-- start Material to process --

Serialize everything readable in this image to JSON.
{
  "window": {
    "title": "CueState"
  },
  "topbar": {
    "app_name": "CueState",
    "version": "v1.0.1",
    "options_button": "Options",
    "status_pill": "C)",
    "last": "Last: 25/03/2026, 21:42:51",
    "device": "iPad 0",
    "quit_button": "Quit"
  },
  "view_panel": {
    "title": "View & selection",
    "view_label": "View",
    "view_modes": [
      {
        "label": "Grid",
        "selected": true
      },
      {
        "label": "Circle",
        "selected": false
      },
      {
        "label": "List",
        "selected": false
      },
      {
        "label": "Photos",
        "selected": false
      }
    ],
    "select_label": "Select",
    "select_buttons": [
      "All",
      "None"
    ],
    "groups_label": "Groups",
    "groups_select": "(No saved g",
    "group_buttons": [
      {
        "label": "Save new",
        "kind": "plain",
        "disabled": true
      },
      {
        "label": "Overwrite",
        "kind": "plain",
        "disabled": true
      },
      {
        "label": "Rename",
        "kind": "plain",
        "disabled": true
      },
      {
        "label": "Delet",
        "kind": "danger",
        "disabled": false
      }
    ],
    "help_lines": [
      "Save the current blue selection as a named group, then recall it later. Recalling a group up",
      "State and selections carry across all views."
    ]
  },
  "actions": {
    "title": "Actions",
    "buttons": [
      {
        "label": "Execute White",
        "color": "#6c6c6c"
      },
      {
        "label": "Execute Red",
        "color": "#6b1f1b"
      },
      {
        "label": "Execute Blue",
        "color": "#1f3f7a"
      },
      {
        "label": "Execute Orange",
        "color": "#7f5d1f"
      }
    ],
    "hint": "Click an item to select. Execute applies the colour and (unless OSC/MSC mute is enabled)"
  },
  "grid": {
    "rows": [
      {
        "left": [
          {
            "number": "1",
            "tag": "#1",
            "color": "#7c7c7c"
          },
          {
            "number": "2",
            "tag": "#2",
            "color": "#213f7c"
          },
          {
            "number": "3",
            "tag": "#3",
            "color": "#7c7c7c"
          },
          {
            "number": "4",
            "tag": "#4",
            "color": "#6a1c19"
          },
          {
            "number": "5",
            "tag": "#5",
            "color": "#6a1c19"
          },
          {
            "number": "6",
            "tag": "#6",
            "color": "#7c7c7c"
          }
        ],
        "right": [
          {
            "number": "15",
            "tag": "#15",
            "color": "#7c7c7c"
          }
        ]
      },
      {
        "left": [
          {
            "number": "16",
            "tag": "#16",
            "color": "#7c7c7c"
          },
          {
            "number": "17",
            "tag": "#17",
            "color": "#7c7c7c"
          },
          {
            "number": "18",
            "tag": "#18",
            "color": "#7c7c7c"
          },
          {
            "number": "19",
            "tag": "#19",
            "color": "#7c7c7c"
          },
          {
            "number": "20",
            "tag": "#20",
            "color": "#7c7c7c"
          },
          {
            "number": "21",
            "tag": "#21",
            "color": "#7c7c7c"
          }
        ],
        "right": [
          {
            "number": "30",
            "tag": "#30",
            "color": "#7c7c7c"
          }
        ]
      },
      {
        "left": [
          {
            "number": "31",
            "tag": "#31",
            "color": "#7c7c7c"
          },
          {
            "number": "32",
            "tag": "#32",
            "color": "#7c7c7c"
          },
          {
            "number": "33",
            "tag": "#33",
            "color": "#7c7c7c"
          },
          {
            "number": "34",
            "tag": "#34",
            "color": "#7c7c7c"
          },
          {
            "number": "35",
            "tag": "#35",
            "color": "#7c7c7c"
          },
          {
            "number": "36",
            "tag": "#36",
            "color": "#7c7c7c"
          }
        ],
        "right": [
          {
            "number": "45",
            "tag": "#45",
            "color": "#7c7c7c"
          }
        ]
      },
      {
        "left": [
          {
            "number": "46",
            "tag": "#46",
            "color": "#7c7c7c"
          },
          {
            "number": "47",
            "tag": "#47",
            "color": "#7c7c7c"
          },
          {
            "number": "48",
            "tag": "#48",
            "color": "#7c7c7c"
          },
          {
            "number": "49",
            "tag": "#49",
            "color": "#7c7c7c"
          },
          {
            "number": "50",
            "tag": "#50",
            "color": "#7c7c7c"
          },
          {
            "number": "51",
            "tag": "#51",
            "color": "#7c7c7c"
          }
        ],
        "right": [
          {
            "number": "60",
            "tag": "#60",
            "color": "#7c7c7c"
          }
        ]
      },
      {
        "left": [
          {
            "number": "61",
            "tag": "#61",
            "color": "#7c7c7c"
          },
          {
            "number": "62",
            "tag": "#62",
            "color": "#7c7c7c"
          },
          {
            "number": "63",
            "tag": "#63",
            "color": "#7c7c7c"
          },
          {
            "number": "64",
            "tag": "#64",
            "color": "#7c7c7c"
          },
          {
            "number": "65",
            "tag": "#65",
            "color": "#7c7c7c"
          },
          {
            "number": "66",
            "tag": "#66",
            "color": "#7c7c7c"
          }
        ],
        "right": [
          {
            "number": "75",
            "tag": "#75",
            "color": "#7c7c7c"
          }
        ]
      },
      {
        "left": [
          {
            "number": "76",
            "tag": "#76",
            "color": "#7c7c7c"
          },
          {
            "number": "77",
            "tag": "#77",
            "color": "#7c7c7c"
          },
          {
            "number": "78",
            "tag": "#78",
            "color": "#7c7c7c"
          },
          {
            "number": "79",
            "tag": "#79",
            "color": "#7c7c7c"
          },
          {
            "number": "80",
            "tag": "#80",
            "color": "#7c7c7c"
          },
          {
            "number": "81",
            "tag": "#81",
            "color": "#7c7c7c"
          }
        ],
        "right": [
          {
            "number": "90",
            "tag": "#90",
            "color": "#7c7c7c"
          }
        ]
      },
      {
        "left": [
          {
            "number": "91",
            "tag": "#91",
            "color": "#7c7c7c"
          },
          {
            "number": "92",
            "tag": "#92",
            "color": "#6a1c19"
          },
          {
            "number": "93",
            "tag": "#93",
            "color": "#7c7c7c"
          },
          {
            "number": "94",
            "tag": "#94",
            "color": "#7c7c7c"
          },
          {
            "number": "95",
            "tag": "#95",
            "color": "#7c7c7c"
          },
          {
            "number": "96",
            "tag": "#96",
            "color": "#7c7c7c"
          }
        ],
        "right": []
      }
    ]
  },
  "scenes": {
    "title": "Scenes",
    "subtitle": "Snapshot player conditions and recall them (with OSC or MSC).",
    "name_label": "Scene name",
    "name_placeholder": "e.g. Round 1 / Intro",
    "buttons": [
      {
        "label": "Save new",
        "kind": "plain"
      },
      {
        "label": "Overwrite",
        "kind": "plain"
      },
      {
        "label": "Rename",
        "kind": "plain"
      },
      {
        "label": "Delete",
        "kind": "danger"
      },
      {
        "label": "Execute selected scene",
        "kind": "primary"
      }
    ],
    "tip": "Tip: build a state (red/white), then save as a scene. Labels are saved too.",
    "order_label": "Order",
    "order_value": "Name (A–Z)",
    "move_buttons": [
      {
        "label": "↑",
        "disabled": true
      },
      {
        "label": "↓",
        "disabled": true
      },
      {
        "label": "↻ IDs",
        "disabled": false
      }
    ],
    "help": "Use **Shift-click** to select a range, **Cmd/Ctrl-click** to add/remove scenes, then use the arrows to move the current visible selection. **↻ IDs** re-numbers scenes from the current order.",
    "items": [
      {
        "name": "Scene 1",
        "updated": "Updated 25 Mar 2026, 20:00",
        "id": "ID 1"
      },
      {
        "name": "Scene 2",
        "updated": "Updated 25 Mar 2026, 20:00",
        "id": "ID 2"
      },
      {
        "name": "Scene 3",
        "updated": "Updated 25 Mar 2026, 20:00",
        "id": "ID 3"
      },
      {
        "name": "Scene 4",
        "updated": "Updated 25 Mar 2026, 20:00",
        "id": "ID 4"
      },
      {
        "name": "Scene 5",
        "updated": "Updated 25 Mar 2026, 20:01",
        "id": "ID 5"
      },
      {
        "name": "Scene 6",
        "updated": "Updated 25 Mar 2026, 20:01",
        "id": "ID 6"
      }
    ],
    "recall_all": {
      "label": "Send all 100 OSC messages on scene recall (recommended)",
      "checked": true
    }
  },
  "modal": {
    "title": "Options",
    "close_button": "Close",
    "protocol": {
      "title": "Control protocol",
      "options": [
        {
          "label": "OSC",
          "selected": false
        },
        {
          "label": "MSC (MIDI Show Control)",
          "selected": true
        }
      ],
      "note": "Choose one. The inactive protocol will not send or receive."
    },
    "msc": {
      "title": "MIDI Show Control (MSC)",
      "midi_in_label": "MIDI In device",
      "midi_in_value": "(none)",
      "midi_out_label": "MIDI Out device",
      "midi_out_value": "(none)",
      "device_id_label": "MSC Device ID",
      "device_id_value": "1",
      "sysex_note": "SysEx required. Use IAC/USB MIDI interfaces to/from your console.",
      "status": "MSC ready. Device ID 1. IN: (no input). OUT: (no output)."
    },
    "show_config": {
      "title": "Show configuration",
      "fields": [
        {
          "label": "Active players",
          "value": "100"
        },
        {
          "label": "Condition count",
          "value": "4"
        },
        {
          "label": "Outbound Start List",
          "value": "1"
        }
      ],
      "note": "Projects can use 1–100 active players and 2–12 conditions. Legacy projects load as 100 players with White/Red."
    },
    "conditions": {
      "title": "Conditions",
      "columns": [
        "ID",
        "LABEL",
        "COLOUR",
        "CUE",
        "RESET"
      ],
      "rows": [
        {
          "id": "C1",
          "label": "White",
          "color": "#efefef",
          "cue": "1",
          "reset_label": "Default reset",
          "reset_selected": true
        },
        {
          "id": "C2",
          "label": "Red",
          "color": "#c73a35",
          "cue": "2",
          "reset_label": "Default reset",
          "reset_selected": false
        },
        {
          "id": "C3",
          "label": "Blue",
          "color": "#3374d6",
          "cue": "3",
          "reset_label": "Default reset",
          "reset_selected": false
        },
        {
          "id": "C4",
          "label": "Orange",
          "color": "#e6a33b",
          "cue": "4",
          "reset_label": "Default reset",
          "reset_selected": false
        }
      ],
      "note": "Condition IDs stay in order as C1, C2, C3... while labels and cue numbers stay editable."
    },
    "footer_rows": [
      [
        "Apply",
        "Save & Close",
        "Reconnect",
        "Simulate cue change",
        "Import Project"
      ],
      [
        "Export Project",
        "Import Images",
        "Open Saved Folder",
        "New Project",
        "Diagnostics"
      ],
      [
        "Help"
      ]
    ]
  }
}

-- end Material to process --
-- start Material to process --

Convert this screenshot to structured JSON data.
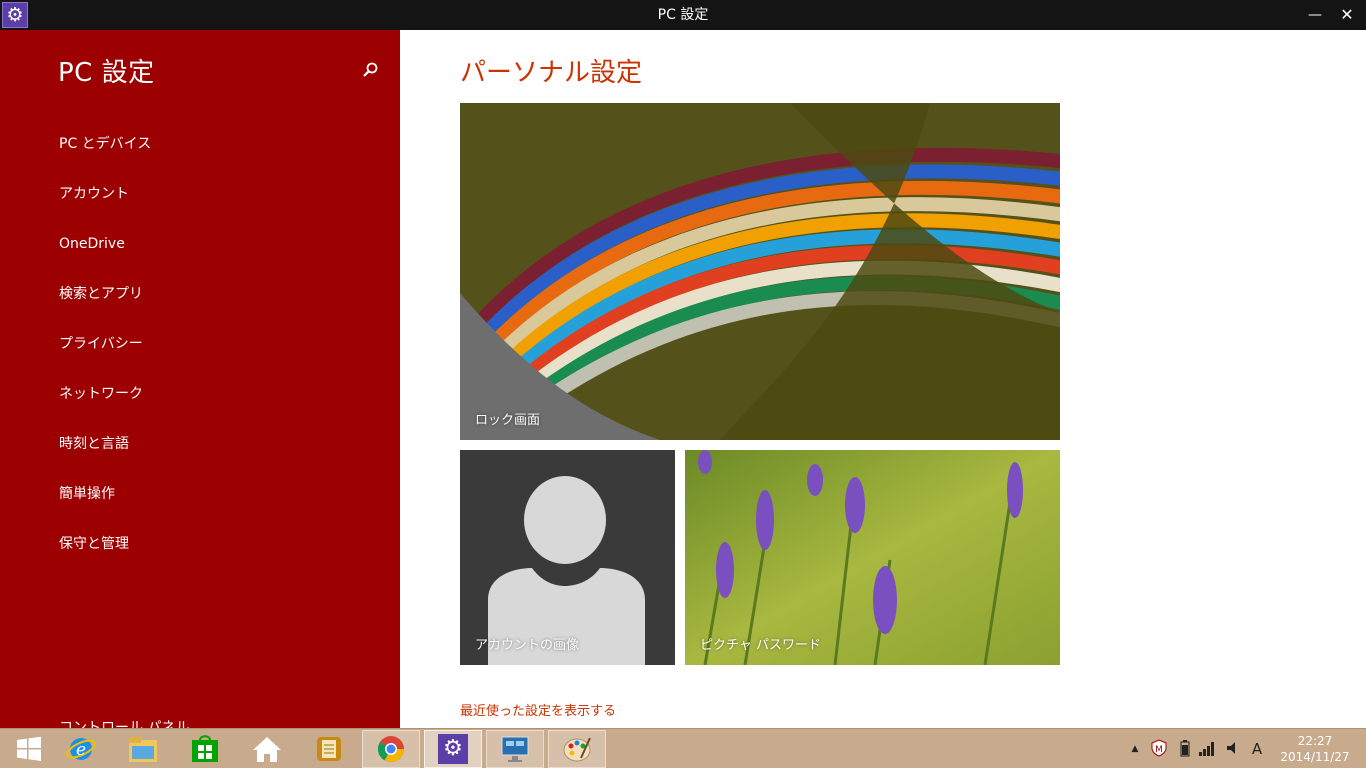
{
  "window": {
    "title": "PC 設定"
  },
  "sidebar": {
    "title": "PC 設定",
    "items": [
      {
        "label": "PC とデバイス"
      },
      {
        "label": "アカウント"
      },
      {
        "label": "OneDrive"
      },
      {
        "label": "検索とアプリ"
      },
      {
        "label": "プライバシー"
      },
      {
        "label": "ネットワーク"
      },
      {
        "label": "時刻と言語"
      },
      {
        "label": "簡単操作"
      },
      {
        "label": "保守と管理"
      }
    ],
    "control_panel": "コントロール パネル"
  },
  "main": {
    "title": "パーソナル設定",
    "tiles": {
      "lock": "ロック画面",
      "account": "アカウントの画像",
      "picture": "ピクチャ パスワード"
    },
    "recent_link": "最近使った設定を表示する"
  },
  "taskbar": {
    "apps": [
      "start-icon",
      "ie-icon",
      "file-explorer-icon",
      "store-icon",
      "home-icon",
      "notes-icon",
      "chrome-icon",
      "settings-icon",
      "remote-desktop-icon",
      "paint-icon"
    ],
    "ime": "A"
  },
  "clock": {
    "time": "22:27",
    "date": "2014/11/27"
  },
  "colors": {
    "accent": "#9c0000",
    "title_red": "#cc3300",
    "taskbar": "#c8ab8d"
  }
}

-- end Material to process --

Exercise task. Pick out the lines that contain "List" and copy them.

Correct answer.
        "label": "List",
          "label": "Outbound Start List",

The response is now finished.